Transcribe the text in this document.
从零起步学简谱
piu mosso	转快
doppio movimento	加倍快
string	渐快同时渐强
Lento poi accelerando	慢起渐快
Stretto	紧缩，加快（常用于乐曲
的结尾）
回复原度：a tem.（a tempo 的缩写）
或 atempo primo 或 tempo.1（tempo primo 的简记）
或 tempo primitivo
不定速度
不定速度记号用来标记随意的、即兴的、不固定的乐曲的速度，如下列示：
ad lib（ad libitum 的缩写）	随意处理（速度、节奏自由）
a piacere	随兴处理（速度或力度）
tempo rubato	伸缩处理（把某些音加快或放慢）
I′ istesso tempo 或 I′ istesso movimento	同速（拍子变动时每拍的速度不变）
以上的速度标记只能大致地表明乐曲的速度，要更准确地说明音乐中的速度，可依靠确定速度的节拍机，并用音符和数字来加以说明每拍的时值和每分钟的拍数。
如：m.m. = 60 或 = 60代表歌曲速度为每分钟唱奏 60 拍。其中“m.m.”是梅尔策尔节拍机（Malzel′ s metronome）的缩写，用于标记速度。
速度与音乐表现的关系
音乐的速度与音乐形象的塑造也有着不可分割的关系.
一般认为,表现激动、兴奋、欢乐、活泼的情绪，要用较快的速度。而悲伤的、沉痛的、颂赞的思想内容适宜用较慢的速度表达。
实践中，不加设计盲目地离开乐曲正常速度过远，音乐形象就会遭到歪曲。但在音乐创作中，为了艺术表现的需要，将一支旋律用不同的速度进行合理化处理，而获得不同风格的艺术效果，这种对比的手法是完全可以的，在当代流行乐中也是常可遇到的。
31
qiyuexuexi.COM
++++
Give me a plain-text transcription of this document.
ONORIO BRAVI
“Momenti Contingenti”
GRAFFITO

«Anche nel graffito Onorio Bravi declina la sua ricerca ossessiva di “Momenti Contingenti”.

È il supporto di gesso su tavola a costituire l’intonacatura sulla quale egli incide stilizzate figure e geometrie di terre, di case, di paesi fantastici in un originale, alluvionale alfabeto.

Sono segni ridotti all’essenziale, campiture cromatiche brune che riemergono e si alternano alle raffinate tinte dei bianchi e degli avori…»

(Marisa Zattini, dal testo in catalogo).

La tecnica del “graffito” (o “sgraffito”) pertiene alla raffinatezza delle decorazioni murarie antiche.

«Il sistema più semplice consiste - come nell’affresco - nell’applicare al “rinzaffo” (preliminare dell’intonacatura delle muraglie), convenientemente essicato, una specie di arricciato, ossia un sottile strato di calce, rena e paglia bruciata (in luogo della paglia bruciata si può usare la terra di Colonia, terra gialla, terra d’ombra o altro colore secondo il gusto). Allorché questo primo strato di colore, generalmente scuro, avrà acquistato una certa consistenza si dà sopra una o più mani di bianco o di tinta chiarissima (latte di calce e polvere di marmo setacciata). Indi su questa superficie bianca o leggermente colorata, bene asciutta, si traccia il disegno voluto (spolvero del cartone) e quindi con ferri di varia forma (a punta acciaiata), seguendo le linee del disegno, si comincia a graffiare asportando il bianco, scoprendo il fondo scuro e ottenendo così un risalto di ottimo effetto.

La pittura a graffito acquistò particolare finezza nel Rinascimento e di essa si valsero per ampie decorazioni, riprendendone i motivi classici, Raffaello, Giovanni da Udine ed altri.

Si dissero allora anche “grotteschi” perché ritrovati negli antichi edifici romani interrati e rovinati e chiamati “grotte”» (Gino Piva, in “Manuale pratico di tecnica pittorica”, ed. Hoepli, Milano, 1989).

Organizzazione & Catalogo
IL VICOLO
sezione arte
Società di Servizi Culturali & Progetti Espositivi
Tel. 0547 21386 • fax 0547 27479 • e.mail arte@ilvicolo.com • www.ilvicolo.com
++++
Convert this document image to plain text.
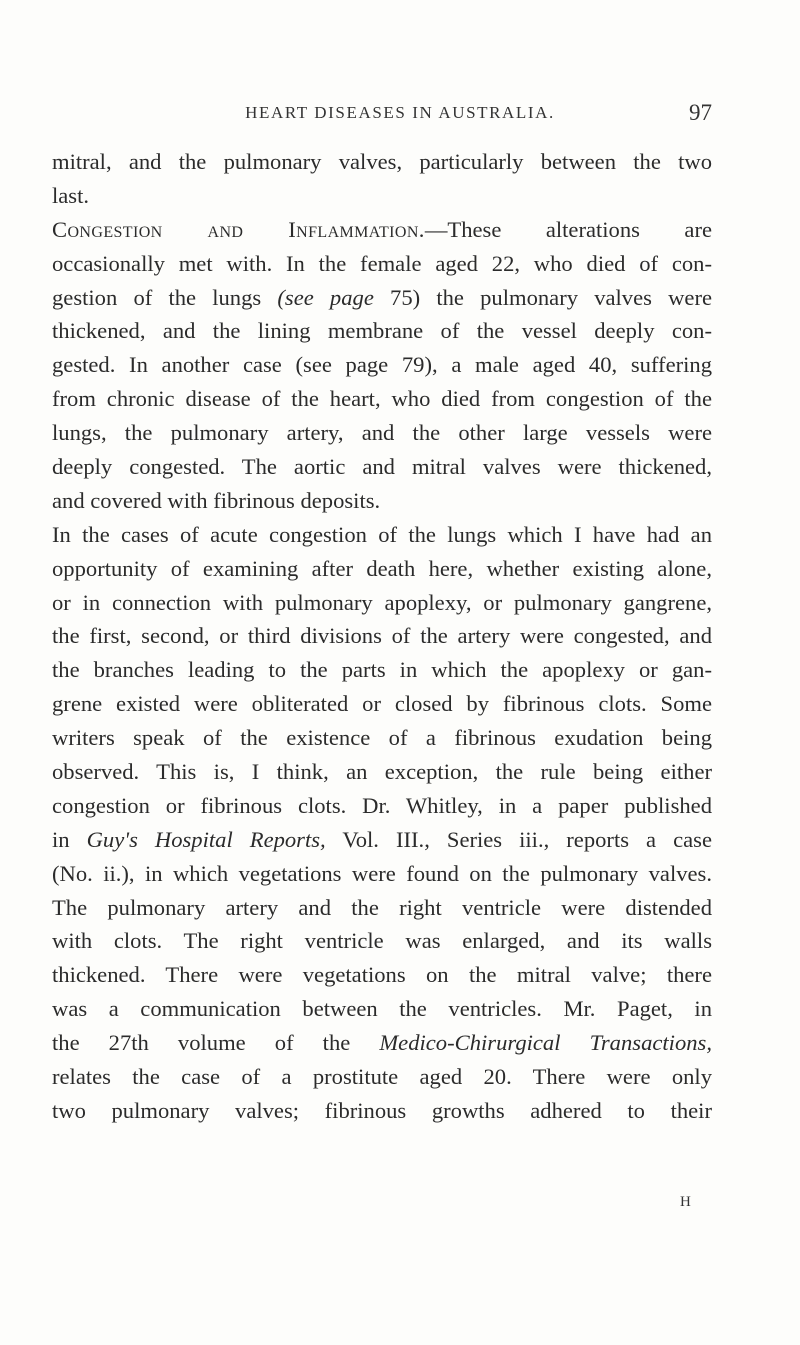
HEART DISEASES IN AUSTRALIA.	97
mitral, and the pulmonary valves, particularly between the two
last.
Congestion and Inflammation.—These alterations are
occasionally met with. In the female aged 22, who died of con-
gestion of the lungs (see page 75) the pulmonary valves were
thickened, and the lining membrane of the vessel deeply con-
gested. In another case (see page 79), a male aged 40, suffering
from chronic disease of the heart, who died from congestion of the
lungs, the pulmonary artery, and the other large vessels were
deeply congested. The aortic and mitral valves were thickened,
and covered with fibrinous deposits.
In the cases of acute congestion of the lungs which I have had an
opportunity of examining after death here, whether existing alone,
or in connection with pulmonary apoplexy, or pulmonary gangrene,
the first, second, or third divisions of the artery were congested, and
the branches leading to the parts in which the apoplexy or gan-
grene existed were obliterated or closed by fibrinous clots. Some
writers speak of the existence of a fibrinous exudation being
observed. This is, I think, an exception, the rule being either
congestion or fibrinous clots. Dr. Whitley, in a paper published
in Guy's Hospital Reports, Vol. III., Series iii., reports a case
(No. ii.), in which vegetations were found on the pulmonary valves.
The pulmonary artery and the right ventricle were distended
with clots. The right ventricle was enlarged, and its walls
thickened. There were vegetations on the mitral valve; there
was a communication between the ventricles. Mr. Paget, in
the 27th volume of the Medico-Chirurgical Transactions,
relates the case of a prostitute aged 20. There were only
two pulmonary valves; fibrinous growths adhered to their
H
++++
**Exercise:** Isolate the lines above that contain the word "movimento" and copy them.

**Solution to the exercise:**
doppio movimento	加倍快
I′ istesso tempo 或 I′ istesso movimento	同速（拍子变动时每拍的速度不变）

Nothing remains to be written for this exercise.